Records from a data collection
===============

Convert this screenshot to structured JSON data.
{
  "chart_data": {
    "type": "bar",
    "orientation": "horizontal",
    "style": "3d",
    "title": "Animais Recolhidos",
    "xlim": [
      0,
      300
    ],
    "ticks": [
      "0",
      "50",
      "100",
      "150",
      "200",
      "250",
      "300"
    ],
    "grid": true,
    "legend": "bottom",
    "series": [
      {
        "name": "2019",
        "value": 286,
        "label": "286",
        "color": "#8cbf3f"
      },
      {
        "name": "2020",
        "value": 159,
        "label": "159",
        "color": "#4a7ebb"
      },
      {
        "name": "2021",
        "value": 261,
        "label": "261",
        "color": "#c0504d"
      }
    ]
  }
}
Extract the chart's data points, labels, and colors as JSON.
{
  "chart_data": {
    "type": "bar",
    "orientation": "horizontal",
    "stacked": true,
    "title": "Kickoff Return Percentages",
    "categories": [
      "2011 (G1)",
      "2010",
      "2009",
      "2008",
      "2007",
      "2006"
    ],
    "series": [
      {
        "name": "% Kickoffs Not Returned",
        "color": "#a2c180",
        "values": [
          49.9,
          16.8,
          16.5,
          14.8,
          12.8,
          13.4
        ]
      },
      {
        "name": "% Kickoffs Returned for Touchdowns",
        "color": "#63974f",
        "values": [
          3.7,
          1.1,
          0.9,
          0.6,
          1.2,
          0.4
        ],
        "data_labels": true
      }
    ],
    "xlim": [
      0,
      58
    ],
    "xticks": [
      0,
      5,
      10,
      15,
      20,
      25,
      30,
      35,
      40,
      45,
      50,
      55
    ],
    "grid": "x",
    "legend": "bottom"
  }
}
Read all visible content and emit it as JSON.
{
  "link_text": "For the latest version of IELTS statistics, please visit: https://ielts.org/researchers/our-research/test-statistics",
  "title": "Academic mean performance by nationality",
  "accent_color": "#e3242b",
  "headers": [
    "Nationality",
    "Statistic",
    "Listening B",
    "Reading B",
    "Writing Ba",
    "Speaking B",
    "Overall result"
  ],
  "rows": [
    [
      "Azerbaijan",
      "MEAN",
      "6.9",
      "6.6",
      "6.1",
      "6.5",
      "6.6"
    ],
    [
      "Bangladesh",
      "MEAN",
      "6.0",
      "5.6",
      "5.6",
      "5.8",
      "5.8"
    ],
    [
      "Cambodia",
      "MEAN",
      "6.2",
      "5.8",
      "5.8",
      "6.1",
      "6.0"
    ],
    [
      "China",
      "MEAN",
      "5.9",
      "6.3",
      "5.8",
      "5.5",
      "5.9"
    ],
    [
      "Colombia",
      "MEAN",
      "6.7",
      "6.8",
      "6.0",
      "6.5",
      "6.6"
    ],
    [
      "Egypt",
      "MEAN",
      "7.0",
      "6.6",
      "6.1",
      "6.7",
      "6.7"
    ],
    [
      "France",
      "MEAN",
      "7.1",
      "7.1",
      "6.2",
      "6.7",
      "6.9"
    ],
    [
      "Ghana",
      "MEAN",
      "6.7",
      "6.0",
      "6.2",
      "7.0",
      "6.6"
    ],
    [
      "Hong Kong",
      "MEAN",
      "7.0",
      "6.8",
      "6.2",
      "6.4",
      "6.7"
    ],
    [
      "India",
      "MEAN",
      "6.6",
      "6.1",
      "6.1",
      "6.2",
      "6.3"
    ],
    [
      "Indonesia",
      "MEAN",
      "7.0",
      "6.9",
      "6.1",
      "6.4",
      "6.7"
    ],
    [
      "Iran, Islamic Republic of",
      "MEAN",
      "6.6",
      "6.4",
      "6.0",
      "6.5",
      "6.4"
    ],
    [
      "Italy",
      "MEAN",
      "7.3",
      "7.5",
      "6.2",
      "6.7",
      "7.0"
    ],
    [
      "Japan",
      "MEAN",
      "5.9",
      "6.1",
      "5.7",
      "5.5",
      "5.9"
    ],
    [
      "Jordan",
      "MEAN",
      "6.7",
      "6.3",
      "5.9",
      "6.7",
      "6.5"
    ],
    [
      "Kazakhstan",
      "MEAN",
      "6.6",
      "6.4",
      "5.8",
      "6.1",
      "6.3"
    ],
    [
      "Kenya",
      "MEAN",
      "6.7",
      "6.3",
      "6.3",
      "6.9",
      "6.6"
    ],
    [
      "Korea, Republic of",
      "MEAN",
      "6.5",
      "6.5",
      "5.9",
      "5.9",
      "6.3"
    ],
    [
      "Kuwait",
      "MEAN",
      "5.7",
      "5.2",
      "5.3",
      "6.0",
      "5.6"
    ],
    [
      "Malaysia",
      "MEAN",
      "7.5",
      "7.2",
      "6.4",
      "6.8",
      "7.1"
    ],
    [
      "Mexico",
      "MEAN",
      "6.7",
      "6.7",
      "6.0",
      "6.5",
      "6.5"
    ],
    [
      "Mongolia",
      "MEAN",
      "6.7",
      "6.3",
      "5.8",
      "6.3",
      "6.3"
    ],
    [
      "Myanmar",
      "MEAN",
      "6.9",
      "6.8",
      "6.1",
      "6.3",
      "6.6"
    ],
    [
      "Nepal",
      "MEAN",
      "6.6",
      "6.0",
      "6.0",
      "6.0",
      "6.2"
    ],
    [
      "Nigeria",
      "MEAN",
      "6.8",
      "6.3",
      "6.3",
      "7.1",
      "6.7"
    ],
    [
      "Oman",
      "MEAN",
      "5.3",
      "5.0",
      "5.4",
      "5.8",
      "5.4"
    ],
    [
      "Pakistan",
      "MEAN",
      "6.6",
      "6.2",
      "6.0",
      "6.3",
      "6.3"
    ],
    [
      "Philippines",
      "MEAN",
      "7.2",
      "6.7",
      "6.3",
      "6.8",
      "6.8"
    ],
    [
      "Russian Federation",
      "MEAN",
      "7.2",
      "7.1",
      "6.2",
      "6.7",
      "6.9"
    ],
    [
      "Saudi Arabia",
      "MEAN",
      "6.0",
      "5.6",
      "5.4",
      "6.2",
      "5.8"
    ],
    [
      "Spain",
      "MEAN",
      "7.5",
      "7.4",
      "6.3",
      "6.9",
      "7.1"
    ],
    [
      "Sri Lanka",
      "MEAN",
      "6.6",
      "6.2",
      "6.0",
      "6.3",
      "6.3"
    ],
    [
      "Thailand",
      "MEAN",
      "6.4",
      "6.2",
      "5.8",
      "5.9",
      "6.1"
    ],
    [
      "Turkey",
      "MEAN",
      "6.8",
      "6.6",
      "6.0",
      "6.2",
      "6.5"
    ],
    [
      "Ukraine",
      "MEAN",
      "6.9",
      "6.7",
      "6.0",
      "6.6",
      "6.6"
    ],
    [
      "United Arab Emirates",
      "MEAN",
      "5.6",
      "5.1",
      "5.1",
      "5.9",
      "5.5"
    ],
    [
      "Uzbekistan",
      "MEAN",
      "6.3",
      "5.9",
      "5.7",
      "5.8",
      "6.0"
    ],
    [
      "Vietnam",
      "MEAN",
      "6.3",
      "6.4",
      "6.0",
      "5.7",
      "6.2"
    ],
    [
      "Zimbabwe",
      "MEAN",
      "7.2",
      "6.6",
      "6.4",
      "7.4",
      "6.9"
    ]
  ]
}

===============

**PROMPT**: Without leaving anything out, quote all the data.

**ANSWER TO THE PROBLEM**:
Convert this screenshot to structured JSON data.
{
  "chart_data": {
    "type": "bar",
    "orientation": "horizontal",
    "style": "3d",
    "title": "Animais Recolhidos",
    "xlim": [
      0,
      300
    ],
    "ticks": [
      "0",
      "50",
      "100",
      "150",
      "200",
      "250",
      "300"
    ],
    "grid": true,
    "legend": "bottom",
    "series": [
      {
        "name": "2019",
        "value": 286,
        "label": "286",
        "color": "#8cbf3f"
      },
      {
        "name": "2020",
        "value": 159,
        "label": "159",
        "color": "#4a7ebb"
      },
      {
        "name": "2021",
        "value": 261,
        "label": "261",
        "color": "#c0504d"
      }
    ]
  }
}
Extract the chart's data points, labels, and colors as JSON.
{
  "chart_data": {
    "type": "bar",
    "orientation": "horizontal",
    "stacked": true,
    "title": "Kickoff Return Percentages",
    "categories": [
      "2011 (G1)",
      "2010",
      "2009",
      "2008",
      "2007",
      "2006"
    ],
    "series": [
      {
        "name": "% Kickoffs Not Returned",
        "color": "#a2c180",
        "values": [
          49.9,
          16.8,
          16.5,
          14.8,
          12.8,
          13.4
        ]
      },
      {
        "name": "% Kickoffs Returned for Touchdowns",
        "color": "#63974f",
        "values": [
          3.7,
          1.1,
          0.9,
          0.6,
          1.2,
          0.4
        ],
        "data_labels": true
      }
    ],
    "xlim": [
      0,
      58
    ],
    "xticks": [
      0,
      5,
      10,
      15,
      20,
      25,
      30,
      35,
      40,
      45,
      50,
      55
    ],
    "grid": "x",
    "legend": "bottom"
  }
}
Read all visible content and emit it as JSON.
{
  "link_text": "For the latest version of IELTS statistics, please visit: https://ielts.org/researchers/our-research/test-statistics",
  "title": "Academic mean performance by nationality",
  "accent_color": "#e3242b",
  "headers": [
    "Nationality",
    "Statistic",
    "Listening B",
    "Reading B",
    "Writing Ba",
    "Speaking B",
    "Overall result"
  ],
  "rows": [
    [
      "Azerbaijan",
      "MEAN",
      "6.9",
      "6.6",
      "6.1",
      "6.5",
      "6.6"
    ],
    [
      "Bangladesh",
      "MEAN",
      "6.0",
      "5.6",
      "5.6",
      "5.8",
      "5.8"
    ],
    [
      "Cambodia",
      "MEAN",
      "6.2",
      "5.8",
      "5.8",
      "6.1",
      "6.0"
    ],
    [
      "China",
      "MEAN",
      "5.9",
      "6.3",
      "5.8",
      "5.5",
      "5.9"
    ],
    [
      "Colombia",
      "MEAN",
      "6.7",
      "6.8",
      "6.0",
      "6.5",
      "6.6"
    ],
    [
      "Egypt",
      "MEAN",
      "7.0",
      "6.6",
      "6.1",
      "6.7",
      "6.7"
    ],
    [
      "France",
      "MEAN",
      "7.1",
      "7.1",
      "6.2",
      "6.7",
      "6.9"
    ],
    [
      "Ghana",
      "MEAN",
      "6.7",
      "6.0",
      "6.2",
      "7.0",
      "6.6"
    ],
    [
      "Hong Kong",
      "MEAN",
      "7.0",
      "6.8",
      "6.2",
      "6.4",
      "6.7"
    ],
    [
      "India",
      "MEAN",
      "6.6",
      "6.1",
      "6.1",
      "6.2",
      "6.3"
    ],
    [
      "Indonesia",
      "MEAN",
      "7.0",
      "6.9",
      "6.1",
      "6.4",
      "6.7"
    ],
    [
      "Iran, Islamic Republic of",
      "MEAN",
      "6.6",
      "6.4",
      "6.0",
      "6.5",
      "6.4"
    ],
    [
      "Italy",
      "MEAN",
      "7.3",
      "7.5",
      "6.2",
      "6.7",
      "7.0"
    ],
    [
      "Japan",
      "MEAN",
      "5.9",
      "6.1",
      "5.7",
      "5.5",
      "5.9"
    ],
    [
      "Jordan",
      "MEAN",
      "6.7",
      "6.3",
      "5.9",
      "6.7",
      "6.5"
    ],
    [
      "Kazakhstan",
      "MEAN",
      "6.6",
      "6.4",
      "5.8",
      "6.1",
      "6.3"
    ],
    [
      "Kenya",
      "MEAN",
      "6.7",
      "6.3",
      "6.3",
      "6.9",
      "6.6"
    ],
    [
      "Korea, Republic of",
      "MEAN",
      "6.5",
      "6.5",
      "5.9",
      "5.9",
      "6.3"
    ],
    [
      "Kuwait",
      "MEAN",
      "5.7",
      "5.2",
      "5.3",
      "6.0",
      "5.6"
    ],
    [
      "Malaysia",
      "MEAN",
      "7.5",
      "7.2",
      "6.4",
      "6.8",
      "7.1"
    ],
    [
      "Mexico",
      "MEAN",
      "6.7",
      "6.7",
      "6.0",
      "6.5",
      "6.5"
    ],
    [
      "Mongolia",
      "MEAN",
      "6.7",
      "6.3",
      "5.8",
      "6.3",
      "6.3"
    ],
    [
      "Myanmar",
      "MEAN",
      "6.9",
      "6.8",
      "6.1",
      "6.3",
      "6.6"
    ],
    [
      "Nepal",
      "MEAN",
      "6.6",
      "6.0",
      "6.0",
      "6.0",
      "6.2"
    ],
    [
      "Nigeria",
      "MEAN",
      "6.8",
      "6.3",
      "6.3",
      "7.1",
      "6.7"
    ],
    [
      "Oman",
      "MEAN",
      "5.3",
      "5.0",
      "5.4",
      "5.8",
      "5.4"
    ],
    [
      "Pakistan",
      "MEAN",
      "6.6",
      "6.2",
      "6.0",
      "6.3",
      "6.3"
    ],
    [
      "Philippines",
      "MEAN",
      "7.2",
      "6.7",
      "6.3",
      "6.8",
      "6.8"
    ],
    [
      "Russian Federation",
      "MEAN",
      "7.2",
      "7.1",
      "6.2",
      "6.7",
      "6.9"
    ],
    [
      "Saudi Arabia",
      "MEAN",
      "6.0",
      "5.6",
      "5.4",
      "6.2",
      "5.8"
    ],
    [
      "Spain",
      "MEAN",
      "7.5",
      "7.4",
      "6.3",
      "6.9",
      "7.1"
    ],
    [
      "Sri Lanka",
      "MEAN",
      "6.6",
      "6.2",
      "6.0",
      "6.3",
      "6.3"
    ],
    [
      "Thailand",
      "MEAN",
      "6.4",
      "6.2",
      "5.8",
      "5.9",
      "6.1"
    ],
    [
      "Turkey",
      "MEAN",
      "6.8",
      "6.6",
      "6.0",
      "6.2",
      "6.5"
    ],
    [
      "Ukraine",
      "MEAN",
      "6.9",
      "6.7",
      "6.0",
      "6.6",
      "6.6"
    ],
    [
      "United Arab Emirates",
      "MEAN",
      "5.6",
      "5.1",
      "5.1",
      "5.9",
      "5.5"
    ],
    [
      "Uzbekistan",
      "MEAN",
      "6.3",
      "5.9",
      "5.7",
      "5.8",
      "6.0"
    ],
    [
      "Vietnam",
      "MEAN",
      "6.3",
      "6.4",
      "6.0",
      "5.7",
      "6.2"
    ],
    [
      "Zimbabwe",
      "MEAN",
      "7.2",
      "6.6",
      "6.4",
      "7.4",
      "6.9"
    ]
  ]
}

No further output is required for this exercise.